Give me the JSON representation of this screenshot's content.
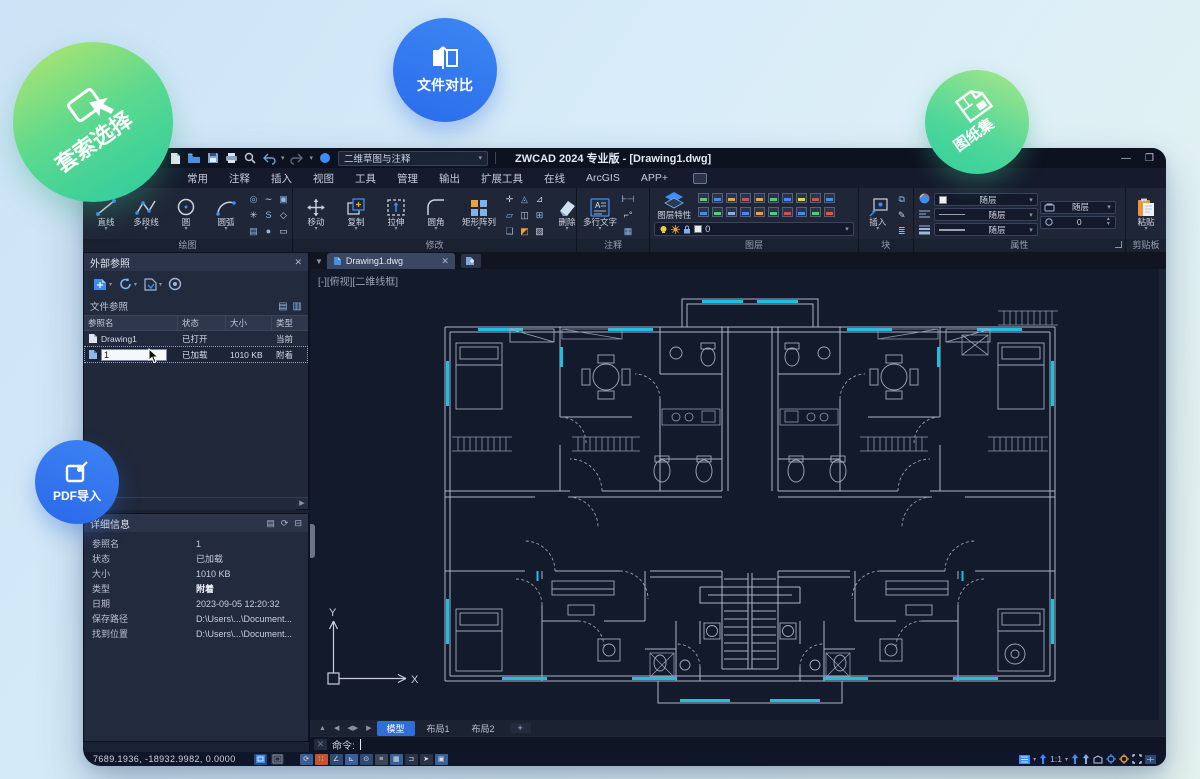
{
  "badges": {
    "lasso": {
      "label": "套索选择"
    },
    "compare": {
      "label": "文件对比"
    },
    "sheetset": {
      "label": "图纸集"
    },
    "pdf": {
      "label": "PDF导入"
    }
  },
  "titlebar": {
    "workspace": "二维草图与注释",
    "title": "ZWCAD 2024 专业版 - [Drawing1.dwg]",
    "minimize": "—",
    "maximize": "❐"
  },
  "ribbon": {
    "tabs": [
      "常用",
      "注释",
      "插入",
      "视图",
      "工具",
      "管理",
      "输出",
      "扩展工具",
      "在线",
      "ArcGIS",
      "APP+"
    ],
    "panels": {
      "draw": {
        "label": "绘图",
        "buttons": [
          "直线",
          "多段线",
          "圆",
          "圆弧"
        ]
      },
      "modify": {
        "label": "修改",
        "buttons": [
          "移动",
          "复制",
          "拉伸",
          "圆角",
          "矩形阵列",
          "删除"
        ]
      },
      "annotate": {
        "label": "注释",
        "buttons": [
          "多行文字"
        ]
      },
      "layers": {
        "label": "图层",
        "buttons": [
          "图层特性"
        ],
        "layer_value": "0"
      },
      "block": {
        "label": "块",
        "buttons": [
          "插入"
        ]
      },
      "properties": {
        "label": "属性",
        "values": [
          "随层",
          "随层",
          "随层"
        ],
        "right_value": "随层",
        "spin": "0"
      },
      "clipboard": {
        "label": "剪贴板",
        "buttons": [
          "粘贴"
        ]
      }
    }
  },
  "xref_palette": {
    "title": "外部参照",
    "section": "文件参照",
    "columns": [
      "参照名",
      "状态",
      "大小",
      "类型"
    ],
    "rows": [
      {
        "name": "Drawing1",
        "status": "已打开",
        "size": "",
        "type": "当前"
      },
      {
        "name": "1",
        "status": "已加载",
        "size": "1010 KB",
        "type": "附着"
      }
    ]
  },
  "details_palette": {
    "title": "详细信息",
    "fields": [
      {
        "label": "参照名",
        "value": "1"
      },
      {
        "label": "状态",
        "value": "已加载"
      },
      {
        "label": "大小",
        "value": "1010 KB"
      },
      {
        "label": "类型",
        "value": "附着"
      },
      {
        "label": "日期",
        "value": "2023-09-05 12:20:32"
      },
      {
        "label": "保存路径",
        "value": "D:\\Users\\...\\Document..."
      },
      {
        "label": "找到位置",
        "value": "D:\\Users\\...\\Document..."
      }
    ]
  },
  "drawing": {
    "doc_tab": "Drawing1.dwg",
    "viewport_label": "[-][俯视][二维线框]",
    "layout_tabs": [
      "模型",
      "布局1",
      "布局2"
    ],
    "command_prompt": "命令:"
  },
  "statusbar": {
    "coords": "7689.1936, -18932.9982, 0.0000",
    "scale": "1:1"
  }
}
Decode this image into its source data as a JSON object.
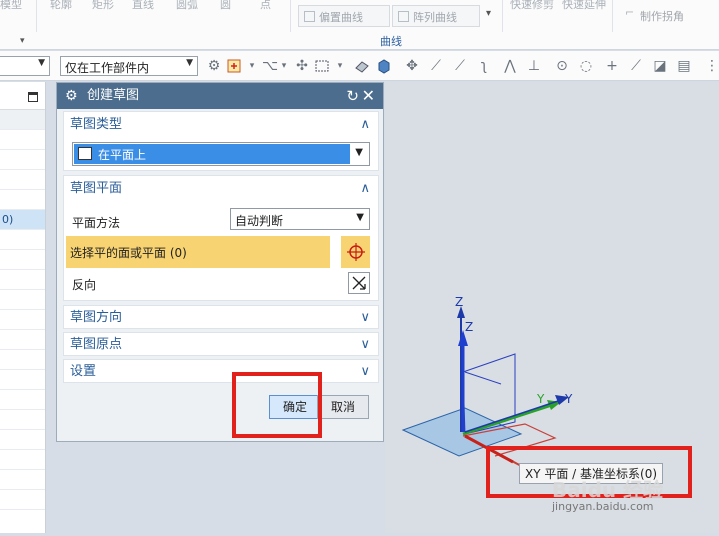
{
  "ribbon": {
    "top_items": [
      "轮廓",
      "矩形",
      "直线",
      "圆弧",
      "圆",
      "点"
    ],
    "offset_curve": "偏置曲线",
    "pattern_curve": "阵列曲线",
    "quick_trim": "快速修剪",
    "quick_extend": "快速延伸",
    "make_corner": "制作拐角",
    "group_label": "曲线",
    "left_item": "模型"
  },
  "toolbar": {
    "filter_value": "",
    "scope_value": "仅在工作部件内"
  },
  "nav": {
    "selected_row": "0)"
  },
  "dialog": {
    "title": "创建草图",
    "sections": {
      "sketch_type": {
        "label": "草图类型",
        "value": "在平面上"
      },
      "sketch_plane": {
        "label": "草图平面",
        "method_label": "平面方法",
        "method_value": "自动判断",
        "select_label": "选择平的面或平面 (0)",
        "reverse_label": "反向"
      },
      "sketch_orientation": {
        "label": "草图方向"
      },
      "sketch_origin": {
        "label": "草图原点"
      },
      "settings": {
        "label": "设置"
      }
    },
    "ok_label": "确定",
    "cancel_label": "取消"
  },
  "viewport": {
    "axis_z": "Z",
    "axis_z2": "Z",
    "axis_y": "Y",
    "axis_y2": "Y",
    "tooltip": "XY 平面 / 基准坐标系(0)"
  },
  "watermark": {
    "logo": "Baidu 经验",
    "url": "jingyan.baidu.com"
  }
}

■ ■ ■

Restate the full listing verbatim and drop every picture.

▶ **Result of this exercise**
Give me the JSON representation of this screenshot's content.
{
  "badges": {
    "lasso": {
      "label": "套索选择"
    },
    "compare": {
      "label": "文件对比"
    },
    "sheetset": {
      "label": "图纸集"
    },
    "pdf": {
      "label": "PDF导入"
    }
  },
  "titlebar": {
    "workspace": "二维草图与注释",
    "title": "ZWCAD 2024 专业版 - [Drawing1.dwg]",
    "minimize": "—",
    "maximize": "❐"
  },
  "ribbon": {
    "tabs": [
      "常用",
      "注释",
      "插入",
      "视图",
      "工具",
      "管理",
      "输出",
      "扩展工具",
      "在线",
      "ArcGIS",
      "APP+"
    ],
    "panels": {
      "draw": {
        "label": "绘图",
        "buttons": [
          "直线",
          "多段线",
          "圆",
          "圆弧"
        ]
      },
      "modify": {
        "label": "修改",
        "buttons": [
          "移动",
          "复制",
          "拉伸",
          "圆角",
          "矩形阵列",
          "删除"
        ]
      },
      "annotate": {
        "label": "注释",
        "buttons": [
          "多行文字"
        ]
      },
      "layers": {
        "label": "图层",
        "buttons": [
          "图层特性"
        ],
        "layer_value": "0"
      },
      "block": {
        "label": "块",
        "buttons": [
          "插入"
        ]
      },
      "properties": {
        "label": "属性",
        "values": [
          "随层",
          "随层",
          "随层"
        ],
        "right_value": "随层",
        "spin": "0"
      },
      "clipboard": {
        "label": "剪贴板",
        "buttons": [
          "粘贴"
        ]
      }
    }
  },
  "xref_palette": {
    "title": "外部参照",
    "section": "文件参照",
    "columns": [
      "参照名",
      "状态",
      "大小",
      "类型"
    ],
    "rows": [
      {
        "name": "Drawing1",
        "status": "已打开",
        "size": "",
        "type": "当前"
      },
      {
        "name": "1",
        "status": "已加载",
        "size": "1010 KB",
        "type": "附着"
      }
    ]
  },
  "details_palette": {
    "title": "详细信息",
    "fields": [
      {
        "label": "参照名",
        "value": "1"
      },
      {
        "label": "状态",
        "value": "已加载"
      },
      {
        "label": "大小",
        "value": "1010 KB"
      },
      {
        "label": "类型",
        "value": "附着"
      },
      {
        "label": "日期",
        "value": "2023-09-05 12:20:32"
      },
      {
        "label": "保存路径",
        "value": "D:\\Users\\...\\Document..."
      },
      {
        "label": "找到位置",
        "value": "D:\\Users\\...\\Document..."
      }
    ]
  },
  "drawing": {
    "doc_tab": "Drawing1.dwg",
    "viewport_label": "[-][俯视][二维线框]",
    "layout_tabs": [
      "模型",
      "布局1",
      "布局2"
    ],
    "command_prompt": "命令:"
  },
  "statusbar": {
    "coords": "7689.1936, -18932.9982, 0.0000",
    "scale": "1:1"
  }
}
Decode this image into its source data as a JSON object.
{
  "ribbon": {
    "top_items": [
      "轮廓",
      "矩形",
      "直线",
      "圆弧",
      "圆",
      "点"
    ],
    "offset_curve": "偏置曲线",
    "pattern_curve": "阵列曲线",
    "quick_trim": "快速修剪",
    "quick_extend": "快速延伸",
    "make_corner": "制作拐角",
    "group_label": "曲线",
    "left_item": "模型"
  },
  "toolbar": {
    "filter_value": "",
    "scope_value": "仅在工作部件内"
  },
  "nav": {
    "selected_row": "0)"
  },
  "dialog": {
    "title": "创建草图",
    "sections": {
      "sketch_type": {
        "label": "草图类型",
        "value": "在平面上"
      },
      "sketch_plane": {
        "label": "草图平面",
        "method_label": "平面方法",
        "method_value": "自动判断",
        "select_label": "选择平的面或平面 (0)",
        "reverse_label": "反向"
      },
      "sketch_orientation": {
        "label": "草图方向"
      },
      "sketch_origin": {
        "label": "草图原点"
      },
      "settings": {
        "label": "设置"
      }
    },
    "ok_label": "确定",
    "cancel_label": "取消"
  },
  "viewport": {
    "axis_z": "Z",
    "axis_z2": "Z",
    "axis_y": "Y",
    "axis_y2": "Y",
    "tooltip": "XY 平面 / 基准坐标系(0)"
  },
  "watermark": {
    "logo": "Baidu 经验",
    "url": "jingyan.baidu.com"
  }
}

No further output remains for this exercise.